--- START OF Given data ---

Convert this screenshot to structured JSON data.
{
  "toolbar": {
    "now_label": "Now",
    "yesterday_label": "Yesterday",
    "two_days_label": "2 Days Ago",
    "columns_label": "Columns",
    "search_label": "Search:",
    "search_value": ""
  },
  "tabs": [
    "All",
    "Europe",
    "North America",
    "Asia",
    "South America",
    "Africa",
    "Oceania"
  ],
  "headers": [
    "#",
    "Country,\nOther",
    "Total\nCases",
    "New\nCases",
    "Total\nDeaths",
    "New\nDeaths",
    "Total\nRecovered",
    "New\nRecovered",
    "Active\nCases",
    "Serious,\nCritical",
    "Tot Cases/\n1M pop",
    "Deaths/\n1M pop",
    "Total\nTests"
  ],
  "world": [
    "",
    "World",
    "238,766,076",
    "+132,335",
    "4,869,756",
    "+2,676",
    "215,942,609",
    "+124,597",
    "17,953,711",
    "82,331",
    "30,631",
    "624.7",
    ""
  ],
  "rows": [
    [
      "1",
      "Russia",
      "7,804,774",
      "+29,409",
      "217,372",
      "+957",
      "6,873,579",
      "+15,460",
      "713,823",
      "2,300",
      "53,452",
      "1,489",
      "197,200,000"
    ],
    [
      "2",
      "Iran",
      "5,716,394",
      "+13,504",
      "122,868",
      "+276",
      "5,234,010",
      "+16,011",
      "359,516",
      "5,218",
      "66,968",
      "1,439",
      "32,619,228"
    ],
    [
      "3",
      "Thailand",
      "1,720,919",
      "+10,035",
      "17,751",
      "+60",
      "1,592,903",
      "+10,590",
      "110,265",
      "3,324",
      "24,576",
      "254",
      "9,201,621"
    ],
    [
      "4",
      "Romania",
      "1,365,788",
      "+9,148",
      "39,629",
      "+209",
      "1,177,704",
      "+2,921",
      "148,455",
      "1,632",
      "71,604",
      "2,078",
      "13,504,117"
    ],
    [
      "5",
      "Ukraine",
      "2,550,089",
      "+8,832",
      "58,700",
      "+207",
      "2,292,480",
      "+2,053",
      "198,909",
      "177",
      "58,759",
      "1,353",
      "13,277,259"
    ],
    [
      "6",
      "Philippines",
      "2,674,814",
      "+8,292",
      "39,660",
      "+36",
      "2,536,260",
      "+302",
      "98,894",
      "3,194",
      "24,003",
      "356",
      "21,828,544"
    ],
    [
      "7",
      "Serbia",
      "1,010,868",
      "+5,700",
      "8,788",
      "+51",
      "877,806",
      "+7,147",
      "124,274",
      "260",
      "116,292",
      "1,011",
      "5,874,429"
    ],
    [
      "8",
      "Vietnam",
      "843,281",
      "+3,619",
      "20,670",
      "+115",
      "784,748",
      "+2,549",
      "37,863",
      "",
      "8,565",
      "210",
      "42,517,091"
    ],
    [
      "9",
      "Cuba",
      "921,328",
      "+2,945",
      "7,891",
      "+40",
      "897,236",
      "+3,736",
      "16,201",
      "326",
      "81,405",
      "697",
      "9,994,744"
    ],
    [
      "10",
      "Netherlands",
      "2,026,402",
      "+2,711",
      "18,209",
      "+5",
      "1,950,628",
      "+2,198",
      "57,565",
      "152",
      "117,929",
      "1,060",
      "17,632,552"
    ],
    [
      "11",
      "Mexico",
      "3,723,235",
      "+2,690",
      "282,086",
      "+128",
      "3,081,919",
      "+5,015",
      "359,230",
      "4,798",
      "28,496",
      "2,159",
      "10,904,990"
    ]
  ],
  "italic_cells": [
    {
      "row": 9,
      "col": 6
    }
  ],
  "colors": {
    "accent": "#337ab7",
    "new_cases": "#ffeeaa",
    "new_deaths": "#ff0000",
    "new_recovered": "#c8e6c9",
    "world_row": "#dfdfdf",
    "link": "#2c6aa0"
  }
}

--- END OF Given data ---

Print all of the entries exactly as they are written.

Convert this screenshot to structured JSON data.
{
  "toolbar": {
    "now_label": "Now",
    "yesterday_label": "Yesterday",
    "two_days_label": "2 Days Ago",
    "columns_label": "Columns",
    "search_label": "Search:",
    "search_value": ""
  },
  "tabs": [
    "All",
    "Europe",
    "North America",
    "Asia",
    "South America",
    "Africa",
    "Oceania"
  ],
  "headers": [
    "#",
    "Country,\nOther",
    "Total\nCases",
    "New\nCases",
    "Total\nDeaths",
    "New\nDeaths",
    "Total\nRecovered",
    "New\nRecovered",
    "Active\nCases",
    "Serious,\nCritical",
    "Tot Cases/\n1M pop",
    "Deaths/\n1M pop",
    "Total\nTests"
  ],
  "world": [
    "",
    "World",
    "238,766,076",
    "+132,335",
    "4,869,756",
    "+2,676",
    "215,942,609",
    "+124,597",
    "17,953,711",
    "82,331",
    "30,631",
    "624.7",
    ""
  ],
  "rows": [
    [
      "1",
      "Russia",
      "7,804,774",
      "+29,409",
      "217,372",
      "+957",
      "6,873,579",
      "+15,460",
      "713,823",
      "2,300",
      "53,452",
      "1,489",
      "197,200,000"
    ],
    [
      "2",
      "Iran",
      "5,716,394",
      "+13,504",
      "122,868",
      "+276",
      "5,234,010",
      "+16,011",
      "359,516",
      "5,218",
      "66,968",
      "1,439",
      "32,619,228"
    ],
    [
      "3",
      "Thailand",
      "1,720,919",
      "+10,035",
      "17,751",
      "+60",
      "1,592,903",
      "+10,590",
      "110,265",
      "3,324",
      "24,576",
      "254",
      "9,201,621"
    ],
    [
      "4",
      "Romania",
      "1,365,788",
      "+9,148",
      "39,629",
      "+209",
      "1,177,704",
      "+2,921",
      "148,455",
      "1,632",
      "71,604",
      "2,078",
      "13,504,117"
    ],
    [
      "5",
      "Ukraine",
      "2,550,089",
      "+8,832",
      "58,700",
      "+207",
      "2,292,480",
      "+2,053",
      "198,909",
      "177",
      "58,759",
      "1,353",
      "13,277,259"
    ],
    [
      "6",
      "Philippines",
      "2,674,814",
      "+8,292",
      "39,660",
      "+36",
      "2,536,260",
      "+302",
      "98,894",
      "3,194",
      "24,003",
      "356",
      "21,828,544"
    ],
    [
      "7",
      "Serbia",
      "1,010,868",
      "+5,700",
      "8,788",
      "+51",
      "877,806",
      "+7,147",
      "124,274",
      "260",
      "116,292",
      "1,011",
      "5,874,429"
    ],
    [
      "8",
      "Vietnam",
      "843,281",
      "+3,619",
      "20,670",
      "+115",
      "784,748",
      "+2,549",
      "37,863",
      "",
      "8,565",
      "210",
      "42,517,091"
    ],
    [
      "9",
      "Cuba",
      "921,328",
      "+2,945",
      "7,891",
      "+40",
      "897,236",
      "+3,736",
      "16,201",
      "326",
      "81,405",
      "697",
      "9,994,744"
    ],
    [
      "10",
      "Netherlands",
      "2,026,402",
      "+2,711",
      "18,209",
      "+5",
      "1,950,628",
      "+2,198",
      "57,565",
      "152",
      "117,929",
      "1,060",
      "17,632,552"
    ],
    [
      "11",
      "Mexico",
      "3,723,235",
      "+2,690",
      "282,086",
      "+128",
      "3,081,919",
      "+5,015",
      "359,230",
      "4,798",
      "28,496",
      "2,159",
      "10,904,990"
    ]
  ],
  "italic_cells": [
    {
      "row": 9,
      "col": 6
    }
  ],
  "colors": {
    "accent": "#337ab7",
    "new_cases": "#ffeeaa",
    "new_deaths": "#ff0000",
    "new_recovered": "#c8e6c9",
    "world_row": "#dfdfdf",
    "link": "#2c6aa0"
  }
}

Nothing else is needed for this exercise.